Consignes et exercices —
a. Traduisez en anglais cette phrase du texte sur Ingres : « Après avoir fait le choix de la carrière de peintre, il continua sa vie durant à pratiquer la musique en amateur. »
b. Résumez en deux phrases le texte sur Ingres et la musique.
c. Poursuivez le texte sur Ingres et la musique après sa dernière phrase.

Texte —
Ingres avait un goût prononcé pour la musique et il hésita longtemps entre peinture et musique. Après avoir fait le choix de la carrière de peintre, il continua sa vie durant à pratiquer la musique en amateur. Le tableau de Jean Alaux, L’atelier d’Ingres à Rome (1818), le montre dans son intimité le violon à la main. Cette activité est à l’origine de la célèbre métaphore inventée par un journaliste de cette époque, Émile Bergerat, qui définit le violon d’Ingres comme « une occupation secondaire dans laquelle on excelle. »


Ce goût pour la musique explique que Ingres réalisa les portraits dessinés de compositeurs contemporains illustres tels que Gounod et Liszt qu’il rencontra à Rome alors qu’il était directeur de l’Académie de France.


Un tableau d'histoire ?
Réalisé en collaboration avec son élève Henri Lehmann, ce portrait révèle chez Ingres son goût pour l’antique, sensible dans le décor et surtout dans la remarquable figure de la muse. L'œuvre rappelle la Stratonice peinte à cette époque.


Ce tableau étonna et étonne aujourd’hui par sa « dissonance centrale », celle qui oppose la figure idéalisée de la muse à celle réaliste et emplie de spleen du musicien. Le visage marqué par le temps est une exception dans l’œuvre du peintre comme cela a été remarqué : « Sauf sans doute sur le visage de Cherubini, l’âge ne se dépose nulle part en signes matériels, stigmates et rides. »

Extrait de données —
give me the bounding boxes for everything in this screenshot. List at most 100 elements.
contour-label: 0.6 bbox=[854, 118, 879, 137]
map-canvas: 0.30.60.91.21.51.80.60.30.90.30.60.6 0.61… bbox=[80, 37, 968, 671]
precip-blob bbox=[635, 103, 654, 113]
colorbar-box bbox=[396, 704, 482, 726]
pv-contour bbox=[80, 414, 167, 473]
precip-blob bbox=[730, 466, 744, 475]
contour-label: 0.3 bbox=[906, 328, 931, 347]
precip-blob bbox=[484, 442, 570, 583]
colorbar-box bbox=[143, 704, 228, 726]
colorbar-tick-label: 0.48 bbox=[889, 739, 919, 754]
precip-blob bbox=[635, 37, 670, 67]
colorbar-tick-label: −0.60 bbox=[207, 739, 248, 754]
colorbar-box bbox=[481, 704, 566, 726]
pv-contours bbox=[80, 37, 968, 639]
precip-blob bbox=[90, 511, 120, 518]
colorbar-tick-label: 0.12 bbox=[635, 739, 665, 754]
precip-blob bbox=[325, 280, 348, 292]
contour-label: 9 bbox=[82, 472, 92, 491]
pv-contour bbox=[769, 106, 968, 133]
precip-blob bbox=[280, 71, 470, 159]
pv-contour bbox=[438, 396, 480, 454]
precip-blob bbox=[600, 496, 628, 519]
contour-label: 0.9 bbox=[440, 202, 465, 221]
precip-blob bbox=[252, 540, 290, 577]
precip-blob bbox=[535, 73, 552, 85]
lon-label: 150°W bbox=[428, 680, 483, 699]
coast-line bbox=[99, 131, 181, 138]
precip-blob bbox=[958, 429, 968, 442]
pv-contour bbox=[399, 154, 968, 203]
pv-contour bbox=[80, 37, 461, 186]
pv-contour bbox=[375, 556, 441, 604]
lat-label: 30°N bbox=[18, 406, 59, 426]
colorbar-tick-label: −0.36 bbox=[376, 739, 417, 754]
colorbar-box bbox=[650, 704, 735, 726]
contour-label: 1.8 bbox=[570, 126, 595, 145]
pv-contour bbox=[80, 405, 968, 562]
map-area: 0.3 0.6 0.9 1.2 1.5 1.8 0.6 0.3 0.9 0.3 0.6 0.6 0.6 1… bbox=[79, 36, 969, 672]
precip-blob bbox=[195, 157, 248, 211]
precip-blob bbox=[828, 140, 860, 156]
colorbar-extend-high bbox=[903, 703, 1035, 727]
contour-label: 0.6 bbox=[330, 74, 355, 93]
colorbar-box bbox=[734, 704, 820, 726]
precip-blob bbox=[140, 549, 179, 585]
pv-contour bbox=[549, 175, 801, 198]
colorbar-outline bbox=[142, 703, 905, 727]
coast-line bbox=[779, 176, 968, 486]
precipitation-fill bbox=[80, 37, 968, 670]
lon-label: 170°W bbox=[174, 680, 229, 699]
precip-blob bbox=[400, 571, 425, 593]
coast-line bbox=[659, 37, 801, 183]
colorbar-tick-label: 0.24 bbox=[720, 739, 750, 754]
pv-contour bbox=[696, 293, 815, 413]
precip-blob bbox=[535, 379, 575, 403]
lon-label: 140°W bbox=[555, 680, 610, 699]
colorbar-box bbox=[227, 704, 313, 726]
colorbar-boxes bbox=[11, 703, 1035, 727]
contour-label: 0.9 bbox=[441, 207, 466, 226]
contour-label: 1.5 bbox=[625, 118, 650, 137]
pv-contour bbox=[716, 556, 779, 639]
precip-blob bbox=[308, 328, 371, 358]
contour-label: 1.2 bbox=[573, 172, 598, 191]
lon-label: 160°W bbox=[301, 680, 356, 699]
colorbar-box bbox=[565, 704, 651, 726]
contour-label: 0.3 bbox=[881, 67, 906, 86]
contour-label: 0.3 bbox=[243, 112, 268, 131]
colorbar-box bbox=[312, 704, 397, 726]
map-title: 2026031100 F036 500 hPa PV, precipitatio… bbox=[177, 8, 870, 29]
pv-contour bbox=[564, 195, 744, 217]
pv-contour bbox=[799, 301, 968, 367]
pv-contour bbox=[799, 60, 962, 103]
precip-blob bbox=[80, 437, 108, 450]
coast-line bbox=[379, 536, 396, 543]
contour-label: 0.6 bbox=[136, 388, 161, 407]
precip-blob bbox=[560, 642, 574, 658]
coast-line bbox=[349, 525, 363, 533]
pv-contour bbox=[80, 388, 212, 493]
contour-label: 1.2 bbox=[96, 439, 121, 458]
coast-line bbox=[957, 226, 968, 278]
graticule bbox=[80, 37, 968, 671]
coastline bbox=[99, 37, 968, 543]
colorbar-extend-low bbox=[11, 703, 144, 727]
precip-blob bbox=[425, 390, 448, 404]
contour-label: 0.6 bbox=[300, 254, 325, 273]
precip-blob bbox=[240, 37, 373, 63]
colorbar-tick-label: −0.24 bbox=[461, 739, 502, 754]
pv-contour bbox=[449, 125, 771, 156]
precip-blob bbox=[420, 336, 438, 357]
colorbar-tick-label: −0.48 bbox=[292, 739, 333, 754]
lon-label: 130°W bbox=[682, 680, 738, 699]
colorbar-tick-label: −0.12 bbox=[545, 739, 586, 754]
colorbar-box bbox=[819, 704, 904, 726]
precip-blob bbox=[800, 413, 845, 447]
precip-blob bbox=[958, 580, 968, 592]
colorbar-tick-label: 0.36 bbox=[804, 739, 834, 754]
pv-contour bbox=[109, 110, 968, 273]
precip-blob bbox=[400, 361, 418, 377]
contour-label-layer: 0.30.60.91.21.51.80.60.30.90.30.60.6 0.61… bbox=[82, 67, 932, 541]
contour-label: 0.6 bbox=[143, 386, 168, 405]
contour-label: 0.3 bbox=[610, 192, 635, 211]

Résultats finaux —
a. After choosing a career as a painter, he continued throughout his life to practice music as an amateur.

b. Ingres hésita longtemps entre peinture et musique, choisit la peinture mais pratiqua le violon en amateur toute sa vie, ce qui inspira au journaliste Émile Bergerat l'expression « violon d'Ingres ». Ce goût pour la musique le conduisit à dessiner des compositeurs comme Gounod et Liszt, et un portrait réalisé avec son élève Henri Lehmann étonne par l'opposition entre la muse idéalisée et le musicien réaliste au visage marqué par le temps.

c.
Le contraste entre ces deux figures transforme cette toile en tableau d’histoire et lui confère une grande originalité. Il le rend inclassable à la fois classique par le décor et la représentation de la muse, mais aussi réaliste par le personnage du musicien.


Les contemporains ont perçu l’étrangeté de ce portrait qui devint rapidement célèbre. Présentée aux Tuileries, elle fut immédiatement acquise par Louis-Philippe qui la qualifia de « moderne ». Elle fut gravée, dupliquée et copiée et elle figura à l’Exposition universelle de 1855.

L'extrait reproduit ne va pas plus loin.